SHORT PROBLEM:
Every record below is to be retyped exactly.

──────

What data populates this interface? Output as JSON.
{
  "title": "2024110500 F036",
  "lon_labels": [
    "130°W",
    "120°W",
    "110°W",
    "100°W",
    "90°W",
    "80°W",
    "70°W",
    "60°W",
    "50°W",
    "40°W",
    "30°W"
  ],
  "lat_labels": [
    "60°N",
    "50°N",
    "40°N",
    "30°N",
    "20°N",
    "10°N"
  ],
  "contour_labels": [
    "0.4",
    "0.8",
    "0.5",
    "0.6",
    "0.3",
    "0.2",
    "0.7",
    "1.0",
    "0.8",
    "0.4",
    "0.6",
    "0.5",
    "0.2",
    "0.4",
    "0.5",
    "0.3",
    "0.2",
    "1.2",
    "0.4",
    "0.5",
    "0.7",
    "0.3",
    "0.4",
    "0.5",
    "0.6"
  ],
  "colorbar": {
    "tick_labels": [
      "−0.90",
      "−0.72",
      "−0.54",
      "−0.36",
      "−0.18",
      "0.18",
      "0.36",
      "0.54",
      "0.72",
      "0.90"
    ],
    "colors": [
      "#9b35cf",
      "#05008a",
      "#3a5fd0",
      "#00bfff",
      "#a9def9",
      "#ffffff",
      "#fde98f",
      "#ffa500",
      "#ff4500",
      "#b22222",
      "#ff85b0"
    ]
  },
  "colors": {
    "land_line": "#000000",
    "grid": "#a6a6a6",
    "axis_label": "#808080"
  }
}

──────

ANSWER FOR THE TASK:
What data populates this interface? Output as JSON.
{
  "title": "2024110500 F036",
  "lon_labels": [
    "130°W",
    "120°W",
    "110°W",
    "100°W",
    "90°W",
    "80°W",
    "70°W",
    "60°W",
    "50°W",
    "40°W",
    "30°W"
  ],
  "lat_labels": [
    "60°N",
    "50°N",
    "40°N",
    "30°N",
    "20°N",
    "10°N"
  ],
  "contour_labels": [
    "0.4",
    "0.8",
    "0.5",
    "0.6",
    "0.3",
    "0.2",
    "0.7",
    "1.0",
    "0.8",
    "0.4",
    "0.6",
    "0.5",
    "0.2",
    "0.4",
    "0.5",
    "0.3",
    "0.2",
    "1.2",
    "0.4",
    "0.5",
    "0.7",
    "0.3",
    "0.4",
    "0.5",
    "0.6"
  ],
  "colorbar": {
    "tick_labels": [
      "−0.90",
      "−0.72",
      "−0.54",
      "−0.36",
      "−0.18",
      "0.18",
      "0.36",
      "0.54",
      "0.72",
      "0.90"
    ],
    "colors": [
      "#9b35cf",
      "#05008a",
      "#3a5fd0",
      "#00bfff",
      "#a9def9",
      "#ffffff",
      "#fde98f",
      "#ffa500",
      "#ff4500",
      "#b22222",
      "#ff85b0"
    ]
  },
  "colors": {
    "land_line": "#000000",
    "grid": "#a6a6a6",
    "axis_label": "#808080"
  }
}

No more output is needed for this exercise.